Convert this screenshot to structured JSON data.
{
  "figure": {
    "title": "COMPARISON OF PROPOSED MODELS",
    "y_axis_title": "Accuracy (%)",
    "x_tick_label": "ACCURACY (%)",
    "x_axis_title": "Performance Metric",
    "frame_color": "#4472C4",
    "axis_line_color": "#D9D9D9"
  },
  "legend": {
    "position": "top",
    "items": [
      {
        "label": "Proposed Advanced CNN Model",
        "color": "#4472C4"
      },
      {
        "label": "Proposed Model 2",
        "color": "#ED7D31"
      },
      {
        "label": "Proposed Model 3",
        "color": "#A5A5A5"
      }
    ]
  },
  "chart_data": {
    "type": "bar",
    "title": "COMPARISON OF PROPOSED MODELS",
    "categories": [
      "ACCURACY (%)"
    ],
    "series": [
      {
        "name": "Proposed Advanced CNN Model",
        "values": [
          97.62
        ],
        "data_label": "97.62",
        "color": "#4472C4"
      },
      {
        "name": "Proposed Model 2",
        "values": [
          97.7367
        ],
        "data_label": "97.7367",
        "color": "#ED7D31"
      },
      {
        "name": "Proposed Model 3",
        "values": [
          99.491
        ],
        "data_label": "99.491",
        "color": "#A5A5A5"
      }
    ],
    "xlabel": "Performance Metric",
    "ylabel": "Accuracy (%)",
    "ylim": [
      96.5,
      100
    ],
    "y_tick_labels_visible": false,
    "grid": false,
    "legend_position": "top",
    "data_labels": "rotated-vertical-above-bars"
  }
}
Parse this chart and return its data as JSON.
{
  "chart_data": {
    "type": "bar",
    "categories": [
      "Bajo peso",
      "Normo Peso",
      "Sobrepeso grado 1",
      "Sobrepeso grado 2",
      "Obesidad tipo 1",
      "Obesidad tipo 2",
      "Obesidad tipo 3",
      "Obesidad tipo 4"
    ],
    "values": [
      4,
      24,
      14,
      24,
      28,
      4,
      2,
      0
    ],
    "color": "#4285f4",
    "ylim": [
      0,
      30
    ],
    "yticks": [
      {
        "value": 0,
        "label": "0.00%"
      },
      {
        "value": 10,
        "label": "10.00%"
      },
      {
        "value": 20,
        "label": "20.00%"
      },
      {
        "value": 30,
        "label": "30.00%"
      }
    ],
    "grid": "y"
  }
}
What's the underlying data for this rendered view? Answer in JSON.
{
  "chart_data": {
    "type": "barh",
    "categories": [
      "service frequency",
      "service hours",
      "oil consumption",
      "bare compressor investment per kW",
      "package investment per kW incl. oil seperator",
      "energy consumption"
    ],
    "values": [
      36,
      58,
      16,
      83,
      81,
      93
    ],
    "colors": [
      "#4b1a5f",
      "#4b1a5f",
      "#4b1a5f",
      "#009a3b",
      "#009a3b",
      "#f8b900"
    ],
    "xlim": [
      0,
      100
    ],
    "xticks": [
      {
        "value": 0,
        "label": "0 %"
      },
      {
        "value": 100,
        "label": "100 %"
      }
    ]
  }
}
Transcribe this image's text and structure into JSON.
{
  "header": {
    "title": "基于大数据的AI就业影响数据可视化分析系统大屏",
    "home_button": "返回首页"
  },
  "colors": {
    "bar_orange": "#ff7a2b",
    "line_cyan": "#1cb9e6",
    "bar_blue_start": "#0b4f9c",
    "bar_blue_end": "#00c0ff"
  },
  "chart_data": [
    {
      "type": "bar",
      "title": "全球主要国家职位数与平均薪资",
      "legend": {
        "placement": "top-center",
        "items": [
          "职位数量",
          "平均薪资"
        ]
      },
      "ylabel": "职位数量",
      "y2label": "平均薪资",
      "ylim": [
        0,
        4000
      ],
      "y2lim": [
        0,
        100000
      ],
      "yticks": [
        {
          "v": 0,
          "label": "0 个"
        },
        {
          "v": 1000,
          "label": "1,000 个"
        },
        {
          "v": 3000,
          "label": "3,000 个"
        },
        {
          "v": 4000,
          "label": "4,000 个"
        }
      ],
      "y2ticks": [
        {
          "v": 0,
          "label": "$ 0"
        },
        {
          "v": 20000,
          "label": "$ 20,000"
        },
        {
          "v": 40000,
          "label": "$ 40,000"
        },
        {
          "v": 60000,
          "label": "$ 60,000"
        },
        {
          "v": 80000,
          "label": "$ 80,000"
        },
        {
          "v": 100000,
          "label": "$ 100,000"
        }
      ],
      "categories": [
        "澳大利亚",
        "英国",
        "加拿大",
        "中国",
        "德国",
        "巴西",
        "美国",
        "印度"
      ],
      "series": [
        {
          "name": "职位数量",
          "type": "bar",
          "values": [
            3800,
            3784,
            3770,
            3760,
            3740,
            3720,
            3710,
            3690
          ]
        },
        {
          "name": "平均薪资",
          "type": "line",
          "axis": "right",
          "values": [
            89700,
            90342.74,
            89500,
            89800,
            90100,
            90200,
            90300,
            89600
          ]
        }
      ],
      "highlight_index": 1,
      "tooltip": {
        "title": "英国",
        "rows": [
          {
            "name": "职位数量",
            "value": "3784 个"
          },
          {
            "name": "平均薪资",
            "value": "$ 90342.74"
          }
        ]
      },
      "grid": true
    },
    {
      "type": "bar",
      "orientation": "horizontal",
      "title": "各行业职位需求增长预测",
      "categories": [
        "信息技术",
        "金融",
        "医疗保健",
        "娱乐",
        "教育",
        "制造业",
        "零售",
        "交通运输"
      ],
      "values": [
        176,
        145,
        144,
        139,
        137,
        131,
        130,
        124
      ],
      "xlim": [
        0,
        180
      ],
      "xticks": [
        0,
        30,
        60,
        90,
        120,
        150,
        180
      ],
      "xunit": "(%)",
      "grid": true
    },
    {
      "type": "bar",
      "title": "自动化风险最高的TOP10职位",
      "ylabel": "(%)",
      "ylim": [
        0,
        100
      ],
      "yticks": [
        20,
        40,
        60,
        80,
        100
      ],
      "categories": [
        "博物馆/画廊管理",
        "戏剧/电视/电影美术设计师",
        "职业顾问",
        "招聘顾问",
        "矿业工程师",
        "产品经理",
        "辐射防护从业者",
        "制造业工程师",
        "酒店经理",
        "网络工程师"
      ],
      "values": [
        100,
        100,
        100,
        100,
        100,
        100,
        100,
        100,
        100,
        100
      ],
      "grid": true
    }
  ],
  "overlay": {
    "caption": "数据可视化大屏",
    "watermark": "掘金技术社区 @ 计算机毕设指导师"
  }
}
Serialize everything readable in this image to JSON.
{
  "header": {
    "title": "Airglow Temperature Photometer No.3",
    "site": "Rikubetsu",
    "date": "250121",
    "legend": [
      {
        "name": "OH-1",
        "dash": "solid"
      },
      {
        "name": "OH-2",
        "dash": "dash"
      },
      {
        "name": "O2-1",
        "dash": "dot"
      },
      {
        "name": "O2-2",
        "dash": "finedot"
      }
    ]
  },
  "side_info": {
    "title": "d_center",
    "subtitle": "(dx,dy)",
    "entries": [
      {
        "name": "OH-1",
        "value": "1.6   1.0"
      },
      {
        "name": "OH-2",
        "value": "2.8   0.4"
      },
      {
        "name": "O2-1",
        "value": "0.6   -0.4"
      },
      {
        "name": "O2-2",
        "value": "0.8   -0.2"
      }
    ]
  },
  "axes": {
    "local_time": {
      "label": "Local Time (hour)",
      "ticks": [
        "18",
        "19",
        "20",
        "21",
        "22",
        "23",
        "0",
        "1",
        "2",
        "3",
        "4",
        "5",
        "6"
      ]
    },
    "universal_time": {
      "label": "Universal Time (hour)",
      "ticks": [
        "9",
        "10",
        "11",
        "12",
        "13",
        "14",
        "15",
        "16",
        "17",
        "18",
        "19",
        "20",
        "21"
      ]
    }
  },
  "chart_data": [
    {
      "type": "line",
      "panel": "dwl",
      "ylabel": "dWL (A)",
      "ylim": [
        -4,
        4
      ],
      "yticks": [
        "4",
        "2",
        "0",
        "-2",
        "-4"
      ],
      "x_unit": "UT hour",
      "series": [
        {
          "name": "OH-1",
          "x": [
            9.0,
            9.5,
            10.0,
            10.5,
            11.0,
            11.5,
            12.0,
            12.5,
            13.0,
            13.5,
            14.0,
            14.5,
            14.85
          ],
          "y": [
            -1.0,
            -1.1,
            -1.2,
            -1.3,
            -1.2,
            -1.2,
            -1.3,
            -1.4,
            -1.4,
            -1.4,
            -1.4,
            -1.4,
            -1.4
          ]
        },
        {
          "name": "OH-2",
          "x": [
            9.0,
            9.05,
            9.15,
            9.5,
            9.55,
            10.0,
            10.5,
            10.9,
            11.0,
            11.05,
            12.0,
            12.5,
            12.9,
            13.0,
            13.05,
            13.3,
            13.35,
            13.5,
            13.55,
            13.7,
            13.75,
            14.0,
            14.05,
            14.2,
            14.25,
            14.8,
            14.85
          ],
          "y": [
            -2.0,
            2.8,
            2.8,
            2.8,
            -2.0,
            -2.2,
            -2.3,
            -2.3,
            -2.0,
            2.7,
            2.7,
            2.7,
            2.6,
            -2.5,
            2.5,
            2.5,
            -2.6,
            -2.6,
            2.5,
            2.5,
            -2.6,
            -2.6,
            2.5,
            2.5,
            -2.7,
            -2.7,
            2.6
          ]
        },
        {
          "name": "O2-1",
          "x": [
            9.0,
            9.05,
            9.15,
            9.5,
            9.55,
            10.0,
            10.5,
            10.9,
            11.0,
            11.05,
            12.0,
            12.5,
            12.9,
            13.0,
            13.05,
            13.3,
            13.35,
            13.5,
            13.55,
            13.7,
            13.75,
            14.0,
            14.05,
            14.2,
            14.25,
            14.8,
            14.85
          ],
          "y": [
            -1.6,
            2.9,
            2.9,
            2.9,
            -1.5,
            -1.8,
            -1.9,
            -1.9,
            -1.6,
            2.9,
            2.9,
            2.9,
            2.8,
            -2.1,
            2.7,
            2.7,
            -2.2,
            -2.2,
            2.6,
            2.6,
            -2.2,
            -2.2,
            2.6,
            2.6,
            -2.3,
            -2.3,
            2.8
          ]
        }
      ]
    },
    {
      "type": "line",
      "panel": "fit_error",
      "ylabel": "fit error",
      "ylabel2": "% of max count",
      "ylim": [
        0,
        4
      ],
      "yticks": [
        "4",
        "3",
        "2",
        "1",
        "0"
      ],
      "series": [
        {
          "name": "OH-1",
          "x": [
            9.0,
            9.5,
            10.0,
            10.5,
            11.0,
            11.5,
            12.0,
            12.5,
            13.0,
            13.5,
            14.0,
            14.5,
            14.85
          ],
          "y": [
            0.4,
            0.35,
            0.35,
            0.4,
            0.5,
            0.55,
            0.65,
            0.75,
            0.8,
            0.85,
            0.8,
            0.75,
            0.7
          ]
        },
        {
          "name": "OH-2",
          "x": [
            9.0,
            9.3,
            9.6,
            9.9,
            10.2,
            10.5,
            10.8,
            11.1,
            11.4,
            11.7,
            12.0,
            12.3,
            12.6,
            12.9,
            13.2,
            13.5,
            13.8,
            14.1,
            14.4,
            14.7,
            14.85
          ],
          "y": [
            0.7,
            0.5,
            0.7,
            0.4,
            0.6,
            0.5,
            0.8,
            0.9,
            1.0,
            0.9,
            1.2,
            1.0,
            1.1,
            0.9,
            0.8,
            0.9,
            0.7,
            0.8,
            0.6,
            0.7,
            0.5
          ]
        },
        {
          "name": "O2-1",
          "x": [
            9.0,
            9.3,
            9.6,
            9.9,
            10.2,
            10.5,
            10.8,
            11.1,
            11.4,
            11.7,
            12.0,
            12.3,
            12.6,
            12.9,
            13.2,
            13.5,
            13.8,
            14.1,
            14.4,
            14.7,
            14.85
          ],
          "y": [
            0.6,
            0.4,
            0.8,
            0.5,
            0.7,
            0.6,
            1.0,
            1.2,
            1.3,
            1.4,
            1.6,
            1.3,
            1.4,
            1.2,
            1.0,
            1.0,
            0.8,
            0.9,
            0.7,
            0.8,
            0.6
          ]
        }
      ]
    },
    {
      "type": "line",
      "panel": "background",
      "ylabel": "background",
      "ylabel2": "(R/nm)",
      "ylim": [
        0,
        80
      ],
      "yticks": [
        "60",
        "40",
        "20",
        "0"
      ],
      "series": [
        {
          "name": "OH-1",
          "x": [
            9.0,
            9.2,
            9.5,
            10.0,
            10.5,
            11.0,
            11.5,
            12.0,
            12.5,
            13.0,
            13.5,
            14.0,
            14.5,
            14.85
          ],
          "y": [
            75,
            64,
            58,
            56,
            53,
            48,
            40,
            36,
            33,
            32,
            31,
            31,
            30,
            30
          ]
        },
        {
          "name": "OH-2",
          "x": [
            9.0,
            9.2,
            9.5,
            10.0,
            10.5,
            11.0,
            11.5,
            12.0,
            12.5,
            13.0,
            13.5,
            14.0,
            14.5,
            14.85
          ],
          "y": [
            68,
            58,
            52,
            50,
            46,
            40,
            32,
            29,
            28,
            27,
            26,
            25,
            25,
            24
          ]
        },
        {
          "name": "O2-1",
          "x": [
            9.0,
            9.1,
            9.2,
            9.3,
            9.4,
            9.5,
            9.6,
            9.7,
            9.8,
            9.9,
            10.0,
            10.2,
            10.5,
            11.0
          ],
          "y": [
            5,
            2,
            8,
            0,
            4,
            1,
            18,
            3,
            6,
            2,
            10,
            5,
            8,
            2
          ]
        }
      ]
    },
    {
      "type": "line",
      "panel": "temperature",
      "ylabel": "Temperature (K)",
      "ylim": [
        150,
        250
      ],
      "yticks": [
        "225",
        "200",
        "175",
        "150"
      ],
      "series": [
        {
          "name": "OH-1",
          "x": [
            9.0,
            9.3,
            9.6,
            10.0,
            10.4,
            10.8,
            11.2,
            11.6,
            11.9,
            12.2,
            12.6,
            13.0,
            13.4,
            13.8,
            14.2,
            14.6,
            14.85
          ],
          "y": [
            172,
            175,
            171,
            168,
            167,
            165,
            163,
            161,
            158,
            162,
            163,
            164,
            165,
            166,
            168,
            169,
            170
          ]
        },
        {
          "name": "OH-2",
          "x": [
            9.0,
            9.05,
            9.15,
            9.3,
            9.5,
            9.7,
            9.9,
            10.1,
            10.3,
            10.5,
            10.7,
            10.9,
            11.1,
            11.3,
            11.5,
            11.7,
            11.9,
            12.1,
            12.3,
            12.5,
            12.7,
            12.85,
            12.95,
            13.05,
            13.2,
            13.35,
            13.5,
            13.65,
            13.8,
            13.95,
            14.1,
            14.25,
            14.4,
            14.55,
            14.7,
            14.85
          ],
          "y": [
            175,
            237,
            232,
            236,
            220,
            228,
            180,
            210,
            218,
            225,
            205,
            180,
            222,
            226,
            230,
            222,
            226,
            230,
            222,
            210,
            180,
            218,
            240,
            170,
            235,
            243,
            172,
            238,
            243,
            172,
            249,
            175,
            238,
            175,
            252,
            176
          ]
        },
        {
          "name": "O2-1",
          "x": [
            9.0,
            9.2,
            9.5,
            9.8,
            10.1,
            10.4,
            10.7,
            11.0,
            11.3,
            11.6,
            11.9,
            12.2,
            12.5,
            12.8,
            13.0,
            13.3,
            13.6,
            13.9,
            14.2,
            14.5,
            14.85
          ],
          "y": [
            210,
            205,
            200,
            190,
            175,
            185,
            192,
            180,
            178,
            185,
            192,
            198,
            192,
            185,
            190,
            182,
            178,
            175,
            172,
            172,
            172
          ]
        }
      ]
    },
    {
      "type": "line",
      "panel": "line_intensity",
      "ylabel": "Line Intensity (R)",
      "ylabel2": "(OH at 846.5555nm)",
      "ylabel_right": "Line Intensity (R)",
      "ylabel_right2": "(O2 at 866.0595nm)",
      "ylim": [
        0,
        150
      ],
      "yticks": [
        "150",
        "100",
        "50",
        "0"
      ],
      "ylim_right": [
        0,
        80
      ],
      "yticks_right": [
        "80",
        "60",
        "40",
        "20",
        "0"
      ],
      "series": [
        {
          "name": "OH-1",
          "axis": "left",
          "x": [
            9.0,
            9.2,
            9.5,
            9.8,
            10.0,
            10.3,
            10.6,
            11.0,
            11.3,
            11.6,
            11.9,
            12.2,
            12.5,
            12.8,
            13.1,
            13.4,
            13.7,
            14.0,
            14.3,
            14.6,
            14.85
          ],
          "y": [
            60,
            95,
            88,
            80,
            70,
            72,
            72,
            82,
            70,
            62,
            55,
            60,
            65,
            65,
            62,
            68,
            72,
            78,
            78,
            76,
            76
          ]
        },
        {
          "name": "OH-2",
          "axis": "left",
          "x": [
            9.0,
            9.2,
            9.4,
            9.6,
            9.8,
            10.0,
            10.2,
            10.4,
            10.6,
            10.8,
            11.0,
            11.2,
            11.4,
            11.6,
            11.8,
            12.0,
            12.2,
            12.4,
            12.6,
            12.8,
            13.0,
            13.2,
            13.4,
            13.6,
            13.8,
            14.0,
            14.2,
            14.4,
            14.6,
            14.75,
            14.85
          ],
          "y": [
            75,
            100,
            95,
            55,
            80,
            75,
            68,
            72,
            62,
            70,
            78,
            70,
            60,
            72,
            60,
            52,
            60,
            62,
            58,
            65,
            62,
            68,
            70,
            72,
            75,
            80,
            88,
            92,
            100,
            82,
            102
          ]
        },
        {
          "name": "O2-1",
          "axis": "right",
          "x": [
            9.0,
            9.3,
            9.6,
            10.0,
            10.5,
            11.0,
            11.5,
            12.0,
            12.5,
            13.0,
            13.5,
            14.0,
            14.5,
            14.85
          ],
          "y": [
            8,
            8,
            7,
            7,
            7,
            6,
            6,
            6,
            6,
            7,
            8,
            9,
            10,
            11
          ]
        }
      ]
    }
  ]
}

════════════════

> **SET TASK**
Every line of the listing that holds "panel" should be found and copied.

> **PROBLEM SOLUTION**
      "panel": "dwl",
      "panel": "fit_error",
      "panel": "background",
      "panel": "temperature",
      "panel": "line_intensity",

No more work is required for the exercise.